--- START Data to use ---

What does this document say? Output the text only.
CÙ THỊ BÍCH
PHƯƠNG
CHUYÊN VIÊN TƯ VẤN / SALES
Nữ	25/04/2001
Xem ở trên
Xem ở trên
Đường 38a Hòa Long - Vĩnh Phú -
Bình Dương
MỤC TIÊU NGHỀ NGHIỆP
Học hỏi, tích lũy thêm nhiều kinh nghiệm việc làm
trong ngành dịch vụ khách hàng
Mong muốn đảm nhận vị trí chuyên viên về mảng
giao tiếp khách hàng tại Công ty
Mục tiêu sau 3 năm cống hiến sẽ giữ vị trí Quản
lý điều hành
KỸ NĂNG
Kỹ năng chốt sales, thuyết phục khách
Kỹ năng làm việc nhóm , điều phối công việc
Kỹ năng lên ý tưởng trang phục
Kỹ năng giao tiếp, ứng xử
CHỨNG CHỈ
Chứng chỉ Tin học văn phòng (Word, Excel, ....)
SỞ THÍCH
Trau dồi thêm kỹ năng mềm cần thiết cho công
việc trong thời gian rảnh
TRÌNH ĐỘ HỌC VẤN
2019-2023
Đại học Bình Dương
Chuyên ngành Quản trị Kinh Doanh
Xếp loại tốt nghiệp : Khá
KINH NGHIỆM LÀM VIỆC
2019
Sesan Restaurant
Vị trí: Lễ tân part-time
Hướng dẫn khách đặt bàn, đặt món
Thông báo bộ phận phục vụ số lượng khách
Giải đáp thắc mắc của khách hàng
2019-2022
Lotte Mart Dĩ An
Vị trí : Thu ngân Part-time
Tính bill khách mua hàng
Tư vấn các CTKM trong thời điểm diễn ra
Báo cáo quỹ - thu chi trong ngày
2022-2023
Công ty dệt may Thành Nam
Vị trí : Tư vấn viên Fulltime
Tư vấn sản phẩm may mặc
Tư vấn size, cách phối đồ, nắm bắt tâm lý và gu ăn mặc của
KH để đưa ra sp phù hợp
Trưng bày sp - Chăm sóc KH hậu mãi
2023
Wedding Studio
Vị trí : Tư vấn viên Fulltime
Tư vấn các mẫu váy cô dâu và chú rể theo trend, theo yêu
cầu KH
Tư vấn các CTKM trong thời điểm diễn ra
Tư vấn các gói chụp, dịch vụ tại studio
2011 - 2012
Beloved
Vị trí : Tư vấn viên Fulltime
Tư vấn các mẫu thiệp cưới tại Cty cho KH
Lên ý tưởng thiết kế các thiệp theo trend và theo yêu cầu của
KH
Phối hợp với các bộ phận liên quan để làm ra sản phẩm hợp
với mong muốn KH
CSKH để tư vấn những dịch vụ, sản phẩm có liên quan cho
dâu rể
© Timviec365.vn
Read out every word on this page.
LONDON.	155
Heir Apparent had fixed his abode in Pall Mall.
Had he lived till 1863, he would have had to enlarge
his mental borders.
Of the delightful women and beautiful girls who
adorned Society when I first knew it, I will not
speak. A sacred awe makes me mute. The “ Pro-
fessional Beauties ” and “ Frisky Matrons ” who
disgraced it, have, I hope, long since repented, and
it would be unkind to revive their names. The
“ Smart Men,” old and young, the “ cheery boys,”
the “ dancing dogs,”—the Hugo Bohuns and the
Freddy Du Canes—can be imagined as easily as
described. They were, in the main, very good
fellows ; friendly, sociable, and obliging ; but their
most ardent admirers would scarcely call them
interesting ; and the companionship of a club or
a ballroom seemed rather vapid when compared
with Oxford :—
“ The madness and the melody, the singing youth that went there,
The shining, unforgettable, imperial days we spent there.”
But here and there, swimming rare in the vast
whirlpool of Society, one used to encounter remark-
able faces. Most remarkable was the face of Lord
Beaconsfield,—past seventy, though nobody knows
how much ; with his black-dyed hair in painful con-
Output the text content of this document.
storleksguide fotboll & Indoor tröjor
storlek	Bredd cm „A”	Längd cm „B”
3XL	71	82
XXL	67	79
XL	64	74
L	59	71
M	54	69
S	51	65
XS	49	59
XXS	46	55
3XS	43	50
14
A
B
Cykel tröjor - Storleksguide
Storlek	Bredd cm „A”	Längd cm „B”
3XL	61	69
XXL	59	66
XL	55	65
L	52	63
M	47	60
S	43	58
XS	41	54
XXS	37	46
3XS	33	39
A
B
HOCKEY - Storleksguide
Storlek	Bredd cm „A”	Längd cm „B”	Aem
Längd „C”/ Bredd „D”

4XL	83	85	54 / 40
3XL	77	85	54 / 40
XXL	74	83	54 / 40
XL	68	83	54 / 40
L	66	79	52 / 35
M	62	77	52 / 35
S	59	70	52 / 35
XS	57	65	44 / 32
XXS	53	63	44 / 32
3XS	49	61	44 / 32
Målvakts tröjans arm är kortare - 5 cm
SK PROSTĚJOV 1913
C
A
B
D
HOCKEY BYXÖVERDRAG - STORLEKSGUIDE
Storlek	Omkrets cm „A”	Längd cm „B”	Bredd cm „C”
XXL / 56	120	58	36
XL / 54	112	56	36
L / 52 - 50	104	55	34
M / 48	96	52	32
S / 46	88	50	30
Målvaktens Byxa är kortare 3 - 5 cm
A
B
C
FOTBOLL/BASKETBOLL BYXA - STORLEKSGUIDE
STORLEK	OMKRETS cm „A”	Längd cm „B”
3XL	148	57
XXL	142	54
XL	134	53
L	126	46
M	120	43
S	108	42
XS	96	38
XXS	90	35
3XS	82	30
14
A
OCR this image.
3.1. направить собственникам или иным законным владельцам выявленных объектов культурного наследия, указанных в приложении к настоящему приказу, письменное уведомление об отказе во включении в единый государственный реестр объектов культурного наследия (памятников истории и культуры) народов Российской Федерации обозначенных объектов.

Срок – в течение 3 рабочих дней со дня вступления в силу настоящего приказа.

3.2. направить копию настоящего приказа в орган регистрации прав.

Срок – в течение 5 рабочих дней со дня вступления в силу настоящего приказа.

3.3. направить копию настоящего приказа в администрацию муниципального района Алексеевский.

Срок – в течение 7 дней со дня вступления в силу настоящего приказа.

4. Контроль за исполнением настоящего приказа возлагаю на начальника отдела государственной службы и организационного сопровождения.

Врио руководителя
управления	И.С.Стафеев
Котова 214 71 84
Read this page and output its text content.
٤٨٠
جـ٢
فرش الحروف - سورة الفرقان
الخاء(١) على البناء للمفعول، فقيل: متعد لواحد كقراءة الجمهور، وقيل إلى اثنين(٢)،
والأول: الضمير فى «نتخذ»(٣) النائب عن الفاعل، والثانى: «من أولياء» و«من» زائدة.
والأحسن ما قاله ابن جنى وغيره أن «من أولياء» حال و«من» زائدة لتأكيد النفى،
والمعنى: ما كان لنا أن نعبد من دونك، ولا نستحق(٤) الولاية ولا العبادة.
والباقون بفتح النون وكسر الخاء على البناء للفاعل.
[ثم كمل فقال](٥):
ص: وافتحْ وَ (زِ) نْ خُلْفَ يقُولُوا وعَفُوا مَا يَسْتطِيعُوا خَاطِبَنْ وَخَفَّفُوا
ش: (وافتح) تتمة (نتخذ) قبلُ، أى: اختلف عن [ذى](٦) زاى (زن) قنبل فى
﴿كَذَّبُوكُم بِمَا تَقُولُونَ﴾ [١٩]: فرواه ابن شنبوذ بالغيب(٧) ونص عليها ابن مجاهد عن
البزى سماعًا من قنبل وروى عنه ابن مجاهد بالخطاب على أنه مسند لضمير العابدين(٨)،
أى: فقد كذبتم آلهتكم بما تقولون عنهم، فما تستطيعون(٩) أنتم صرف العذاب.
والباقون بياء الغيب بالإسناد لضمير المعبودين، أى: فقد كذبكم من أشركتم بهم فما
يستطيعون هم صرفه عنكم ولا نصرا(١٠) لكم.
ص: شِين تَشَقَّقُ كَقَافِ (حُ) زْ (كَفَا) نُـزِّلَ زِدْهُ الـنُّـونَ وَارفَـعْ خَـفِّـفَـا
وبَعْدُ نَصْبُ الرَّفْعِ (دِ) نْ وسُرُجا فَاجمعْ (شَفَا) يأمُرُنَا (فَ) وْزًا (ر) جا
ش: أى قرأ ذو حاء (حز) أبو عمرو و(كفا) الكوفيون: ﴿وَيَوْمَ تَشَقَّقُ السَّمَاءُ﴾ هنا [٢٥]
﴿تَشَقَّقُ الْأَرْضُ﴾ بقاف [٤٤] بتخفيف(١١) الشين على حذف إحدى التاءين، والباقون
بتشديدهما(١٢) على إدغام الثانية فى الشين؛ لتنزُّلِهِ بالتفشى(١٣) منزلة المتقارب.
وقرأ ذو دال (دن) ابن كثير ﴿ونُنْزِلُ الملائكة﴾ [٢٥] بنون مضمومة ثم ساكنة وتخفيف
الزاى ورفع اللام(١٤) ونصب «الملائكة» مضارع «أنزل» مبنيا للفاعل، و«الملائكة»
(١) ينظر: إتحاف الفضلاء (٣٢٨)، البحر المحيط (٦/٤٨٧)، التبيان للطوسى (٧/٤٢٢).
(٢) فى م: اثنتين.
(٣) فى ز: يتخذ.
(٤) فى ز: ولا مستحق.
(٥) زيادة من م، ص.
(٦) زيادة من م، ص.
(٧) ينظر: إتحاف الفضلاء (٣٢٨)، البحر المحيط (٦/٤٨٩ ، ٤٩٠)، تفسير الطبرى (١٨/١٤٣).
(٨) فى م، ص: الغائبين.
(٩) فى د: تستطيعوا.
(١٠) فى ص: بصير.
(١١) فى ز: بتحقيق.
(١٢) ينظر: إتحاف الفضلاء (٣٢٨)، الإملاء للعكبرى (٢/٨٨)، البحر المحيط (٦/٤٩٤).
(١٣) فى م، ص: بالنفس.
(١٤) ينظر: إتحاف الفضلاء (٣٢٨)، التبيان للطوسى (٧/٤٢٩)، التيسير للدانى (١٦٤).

--- END Data to use ---

Exercise directions ->
Look through the material above and pick out each line holding the word "have".

Completed exercise ->
Had he lived till 1863, he would have had to enlarge
disgraced it, have, I hope, long since repented, and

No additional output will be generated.